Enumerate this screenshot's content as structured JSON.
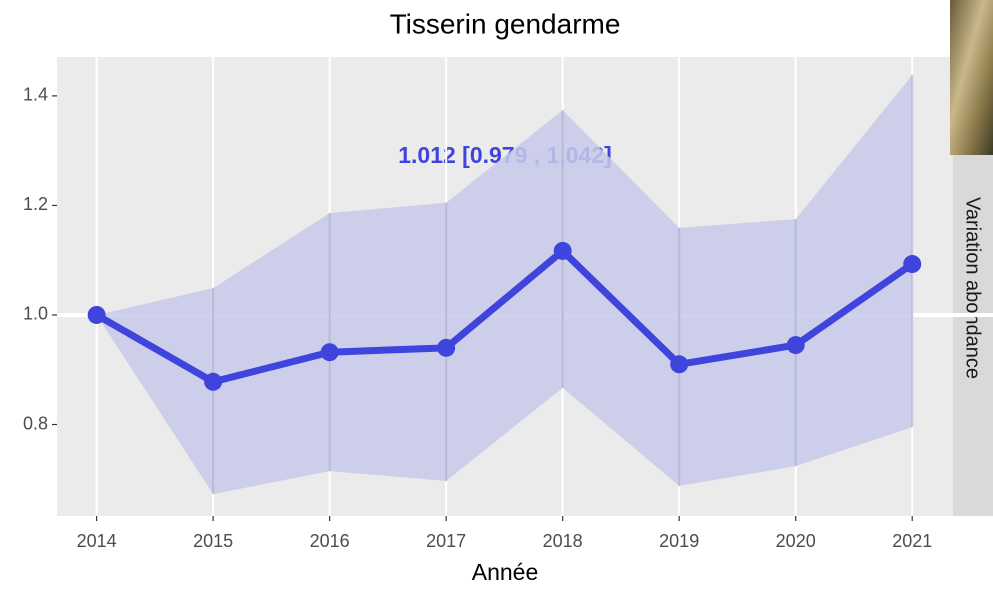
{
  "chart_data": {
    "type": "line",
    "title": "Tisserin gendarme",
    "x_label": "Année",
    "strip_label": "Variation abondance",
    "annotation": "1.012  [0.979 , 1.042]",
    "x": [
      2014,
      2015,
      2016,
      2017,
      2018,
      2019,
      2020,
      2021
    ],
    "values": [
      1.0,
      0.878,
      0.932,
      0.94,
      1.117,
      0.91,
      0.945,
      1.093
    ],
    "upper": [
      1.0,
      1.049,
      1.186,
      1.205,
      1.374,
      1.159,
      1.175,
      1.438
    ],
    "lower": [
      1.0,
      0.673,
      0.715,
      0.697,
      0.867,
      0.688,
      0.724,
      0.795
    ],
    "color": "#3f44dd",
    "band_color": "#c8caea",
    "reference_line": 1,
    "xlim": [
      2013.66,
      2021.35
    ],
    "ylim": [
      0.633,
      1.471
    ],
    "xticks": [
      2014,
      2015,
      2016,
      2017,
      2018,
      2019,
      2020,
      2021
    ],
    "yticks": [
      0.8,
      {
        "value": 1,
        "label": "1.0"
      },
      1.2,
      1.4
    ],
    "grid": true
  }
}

* * *

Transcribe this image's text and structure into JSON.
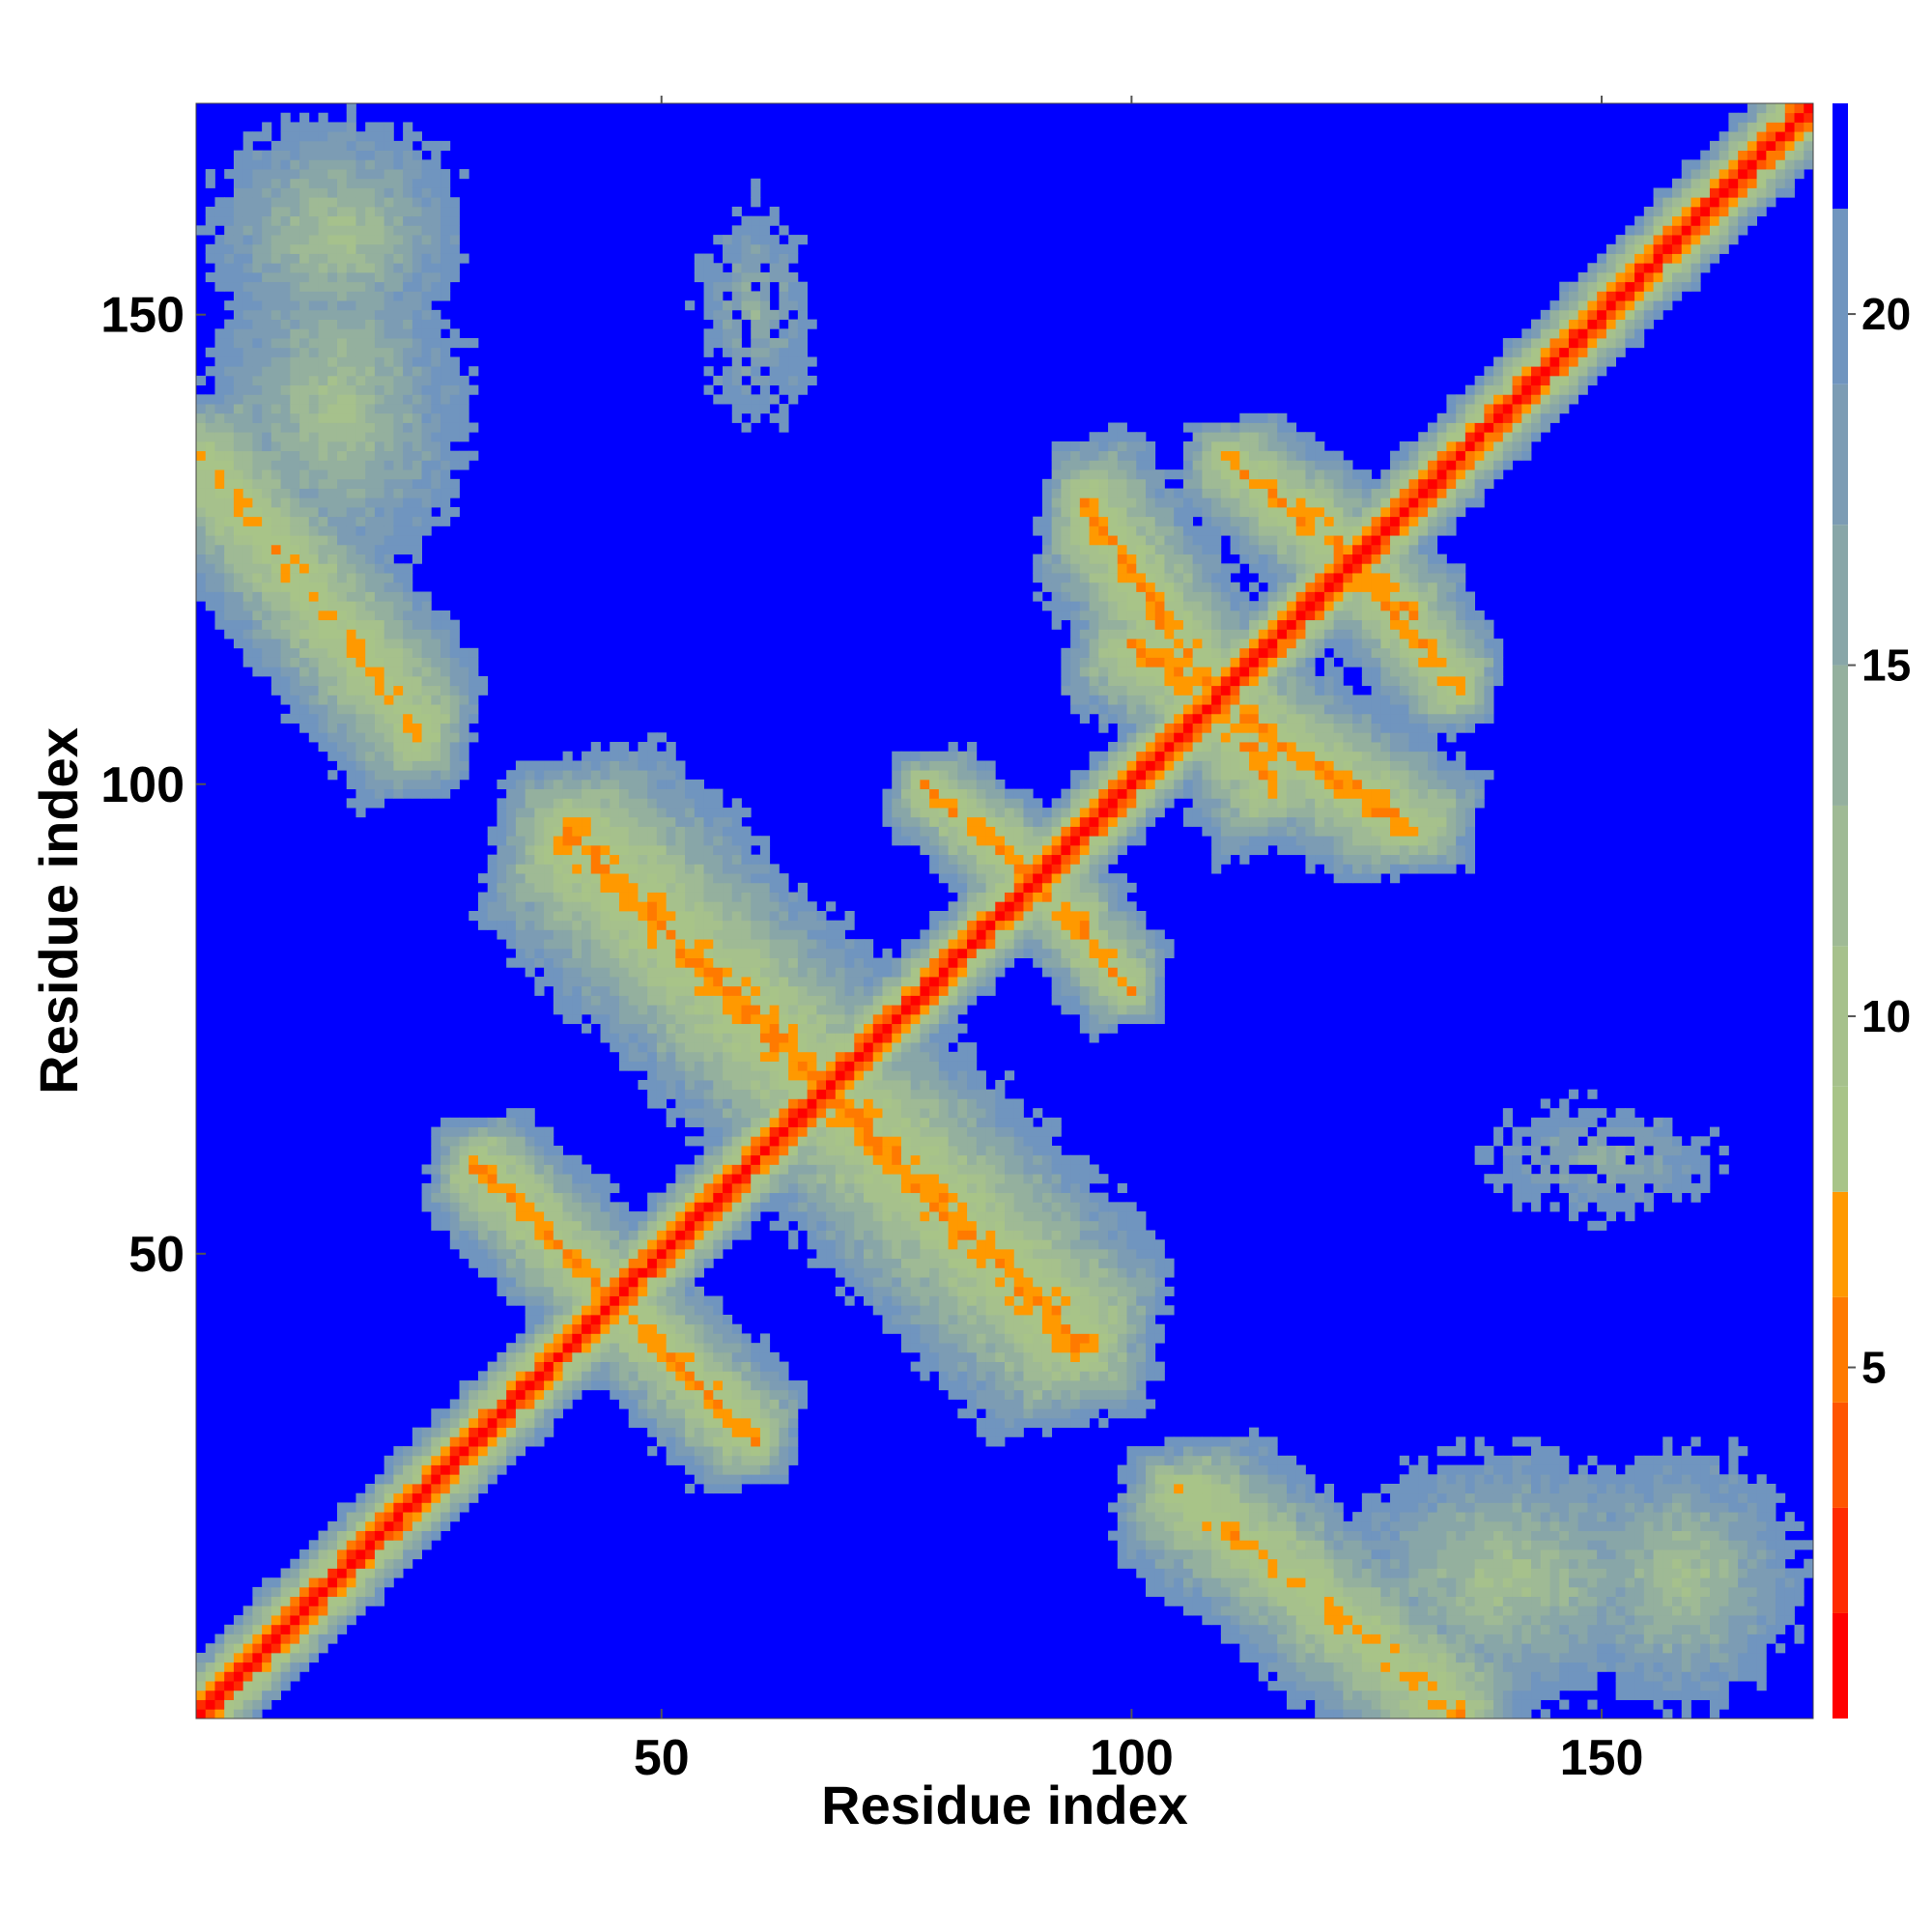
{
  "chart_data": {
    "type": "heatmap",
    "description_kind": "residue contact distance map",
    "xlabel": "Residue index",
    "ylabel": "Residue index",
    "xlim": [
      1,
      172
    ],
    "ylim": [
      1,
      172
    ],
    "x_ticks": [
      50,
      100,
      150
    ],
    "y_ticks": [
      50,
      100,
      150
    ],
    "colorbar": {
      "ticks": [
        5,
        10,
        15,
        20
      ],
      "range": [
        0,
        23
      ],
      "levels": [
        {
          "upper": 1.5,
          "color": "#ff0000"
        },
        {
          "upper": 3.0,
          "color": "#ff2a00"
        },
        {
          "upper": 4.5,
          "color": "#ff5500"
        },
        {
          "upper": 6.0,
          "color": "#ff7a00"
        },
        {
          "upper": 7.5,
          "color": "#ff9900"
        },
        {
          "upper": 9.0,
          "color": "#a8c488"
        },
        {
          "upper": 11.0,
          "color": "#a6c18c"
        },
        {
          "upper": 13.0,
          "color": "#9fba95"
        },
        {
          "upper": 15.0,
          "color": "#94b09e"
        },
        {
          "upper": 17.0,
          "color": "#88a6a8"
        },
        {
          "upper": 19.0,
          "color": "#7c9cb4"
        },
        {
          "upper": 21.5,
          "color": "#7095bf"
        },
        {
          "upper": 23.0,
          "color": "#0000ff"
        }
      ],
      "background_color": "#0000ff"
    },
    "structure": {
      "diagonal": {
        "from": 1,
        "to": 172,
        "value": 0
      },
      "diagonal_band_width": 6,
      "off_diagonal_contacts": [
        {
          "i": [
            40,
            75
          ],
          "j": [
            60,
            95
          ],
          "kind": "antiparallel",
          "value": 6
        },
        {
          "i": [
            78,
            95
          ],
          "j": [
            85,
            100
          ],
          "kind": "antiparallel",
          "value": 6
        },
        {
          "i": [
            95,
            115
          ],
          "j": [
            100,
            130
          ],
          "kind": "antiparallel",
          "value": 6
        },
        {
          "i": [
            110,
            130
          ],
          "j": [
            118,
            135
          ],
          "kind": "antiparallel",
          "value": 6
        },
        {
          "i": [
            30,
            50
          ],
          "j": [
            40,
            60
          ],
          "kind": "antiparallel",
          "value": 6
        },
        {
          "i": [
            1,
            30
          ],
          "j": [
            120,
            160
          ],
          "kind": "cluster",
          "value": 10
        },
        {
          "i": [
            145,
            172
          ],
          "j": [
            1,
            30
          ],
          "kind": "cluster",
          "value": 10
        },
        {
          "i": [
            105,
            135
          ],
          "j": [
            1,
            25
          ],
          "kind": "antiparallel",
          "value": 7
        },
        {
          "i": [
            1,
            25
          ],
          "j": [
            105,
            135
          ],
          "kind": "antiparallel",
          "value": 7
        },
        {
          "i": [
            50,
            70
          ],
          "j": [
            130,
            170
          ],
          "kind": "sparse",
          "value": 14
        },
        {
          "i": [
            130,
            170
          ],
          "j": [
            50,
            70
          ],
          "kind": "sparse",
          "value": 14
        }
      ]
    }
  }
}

■ YOUR INSTRUCTIONS ■
Filter out every line that lacks the word "this", and copy the rest.

■ FINISHED ANSWER ■
Enumerate this screenshot's content as structured JSON.
Transcribe this image's text and structure into JSON.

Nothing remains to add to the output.